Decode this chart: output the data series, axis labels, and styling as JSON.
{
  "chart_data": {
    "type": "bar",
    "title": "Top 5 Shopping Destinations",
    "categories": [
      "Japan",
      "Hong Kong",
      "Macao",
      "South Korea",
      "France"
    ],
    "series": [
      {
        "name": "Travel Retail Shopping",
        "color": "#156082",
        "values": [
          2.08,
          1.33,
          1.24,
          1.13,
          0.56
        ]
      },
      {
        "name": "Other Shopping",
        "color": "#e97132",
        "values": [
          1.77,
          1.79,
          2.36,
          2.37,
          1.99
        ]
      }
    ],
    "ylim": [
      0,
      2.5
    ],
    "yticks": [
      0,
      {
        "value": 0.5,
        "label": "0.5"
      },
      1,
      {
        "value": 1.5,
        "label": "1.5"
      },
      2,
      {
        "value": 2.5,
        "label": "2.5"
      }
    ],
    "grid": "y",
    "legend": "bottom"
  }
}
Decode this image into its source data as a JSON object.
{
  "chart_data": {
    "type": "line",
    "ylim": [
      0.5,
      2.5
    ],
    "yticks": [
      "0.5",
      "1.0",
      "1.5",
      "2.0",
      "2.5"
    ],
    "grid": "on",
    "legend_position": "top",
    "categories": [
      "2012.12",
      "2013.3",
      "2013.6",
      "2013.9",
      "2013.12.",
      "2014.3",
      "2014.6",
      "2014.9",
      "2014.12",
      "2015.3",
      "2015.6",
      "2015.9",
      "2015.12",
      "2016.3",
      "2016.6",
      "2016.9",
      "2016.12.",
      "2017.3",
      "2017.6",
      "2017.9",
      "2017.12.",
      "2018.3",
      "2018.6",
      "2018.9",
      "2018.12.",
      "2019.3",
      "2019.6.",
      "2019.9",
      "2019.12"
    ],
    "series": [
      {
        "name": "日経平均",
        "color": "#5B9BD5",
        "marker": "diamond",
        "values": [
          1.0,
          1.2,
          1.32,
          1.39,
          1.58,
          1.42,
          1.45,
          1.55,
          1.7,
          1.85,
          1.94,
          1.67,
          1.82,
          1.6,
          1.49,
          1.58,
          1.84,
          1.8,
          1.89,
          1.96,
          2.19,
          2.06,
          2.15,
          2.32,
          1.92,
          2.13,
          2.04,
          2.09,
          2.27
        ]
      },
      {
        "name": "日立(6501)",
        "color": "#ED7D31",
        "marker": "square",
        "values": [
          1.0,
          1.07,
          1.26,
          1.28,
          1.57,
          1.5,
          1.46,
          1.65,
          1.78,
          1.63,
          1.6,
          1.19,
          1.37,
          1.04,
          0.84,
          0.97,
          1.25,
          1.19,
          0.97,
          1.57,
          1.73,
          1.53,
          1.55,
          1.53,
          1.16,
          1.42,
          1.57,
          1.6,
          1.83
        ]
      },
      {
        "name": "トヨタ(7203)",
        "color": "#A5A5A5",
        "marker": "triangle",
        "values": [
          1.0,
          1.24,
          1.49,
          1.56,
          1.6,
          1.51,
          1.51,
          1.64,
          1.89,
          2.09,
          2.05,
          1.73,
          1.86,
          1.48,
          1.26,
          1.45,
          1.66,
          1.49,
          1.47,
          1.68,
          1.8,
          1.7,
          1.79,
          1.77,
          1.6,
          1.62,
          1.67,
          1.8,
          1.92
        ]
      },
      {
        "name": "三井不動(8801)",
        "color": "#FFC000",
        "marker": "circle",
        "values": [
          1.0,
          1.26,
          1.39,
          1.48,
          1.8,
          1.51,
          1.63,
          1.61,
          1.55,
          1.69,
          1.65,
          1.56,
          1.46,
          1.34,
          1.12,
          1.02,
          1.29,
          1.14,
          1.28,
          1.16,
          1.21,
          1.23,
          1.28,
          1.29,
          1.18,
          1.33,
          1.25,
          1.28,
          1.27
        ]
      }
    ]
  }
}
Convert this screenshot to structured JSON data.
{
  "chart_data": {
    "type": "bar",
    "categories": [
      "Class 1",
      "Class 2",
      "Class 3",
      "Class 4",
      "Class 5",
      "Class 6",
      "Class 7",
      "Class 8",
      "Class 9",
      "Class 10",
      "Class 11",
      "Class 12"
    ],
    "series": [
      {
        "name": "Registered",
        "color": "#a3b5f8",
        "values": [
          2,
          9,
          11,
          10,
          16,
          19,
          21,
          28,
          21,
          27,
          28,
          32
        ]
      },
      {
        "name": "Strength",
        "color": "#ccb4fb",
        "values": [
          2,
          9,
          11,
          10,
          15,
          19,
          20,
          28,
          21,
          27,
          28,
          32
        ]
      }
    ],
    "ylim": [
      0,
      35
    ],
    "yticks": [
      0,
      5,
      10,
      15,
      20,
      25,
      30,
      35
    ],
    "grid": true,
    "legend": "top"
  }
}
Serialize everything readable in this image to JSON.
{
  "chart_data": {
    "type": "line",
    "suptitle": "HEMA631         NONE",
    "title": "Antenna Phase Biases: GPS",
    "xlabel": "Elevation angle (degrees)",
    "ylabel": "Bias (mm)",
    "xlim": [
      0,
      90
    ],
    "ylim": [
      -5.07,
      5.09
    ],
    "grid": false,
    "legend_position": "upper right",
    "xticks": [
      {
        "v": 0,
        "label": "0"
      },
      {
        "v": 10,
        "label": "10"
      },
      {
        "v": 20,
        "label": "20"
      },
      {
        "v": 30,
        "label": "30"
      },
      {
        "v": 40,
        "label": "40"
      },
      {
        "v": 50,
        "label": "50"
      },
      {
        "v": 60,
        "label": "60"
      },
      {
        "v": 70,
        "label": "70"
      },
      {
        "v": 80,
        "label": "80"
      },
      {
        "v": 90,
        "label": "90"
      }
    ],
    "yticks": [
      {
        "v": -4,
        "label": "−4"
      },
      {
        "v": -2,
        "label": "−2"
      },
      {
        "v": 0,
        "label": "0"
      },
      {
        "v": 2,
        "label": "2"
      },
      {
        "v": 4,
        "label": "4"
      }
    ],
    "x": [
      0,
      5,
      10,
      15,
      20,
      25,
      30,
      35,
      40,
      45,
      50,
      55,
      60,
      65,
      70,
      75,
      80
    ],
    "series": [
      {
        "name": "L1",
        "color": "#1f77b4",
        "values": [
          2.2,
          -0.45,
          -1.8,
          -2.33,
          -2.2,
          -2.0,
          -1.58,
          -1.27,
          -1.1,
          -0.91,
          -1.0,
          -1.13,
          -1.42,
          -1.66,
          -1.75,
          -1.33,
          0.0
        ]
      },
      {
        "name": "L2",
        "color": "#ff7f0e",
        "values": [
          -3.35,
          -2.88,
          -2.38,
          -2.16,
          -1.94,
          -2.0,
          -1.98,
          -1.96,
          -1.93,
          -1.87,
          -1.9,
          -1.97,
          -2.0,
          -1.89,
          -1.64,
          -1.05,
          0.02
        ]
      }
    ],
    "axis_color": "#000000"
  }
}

# YOUR INSTRUCTIONS
Search the entries for the word "Class" and gather every line where it appears.

# WRITTEN REPLY
      "Class 1",
      "Class 2",
      "Class 3",
      "Class 4",
      "Class 5",
      "Class 6",
      "Class 7",
      "Class 8",
      "Class 9",
      "Class 10",
      "Class 11",
      "Class 12"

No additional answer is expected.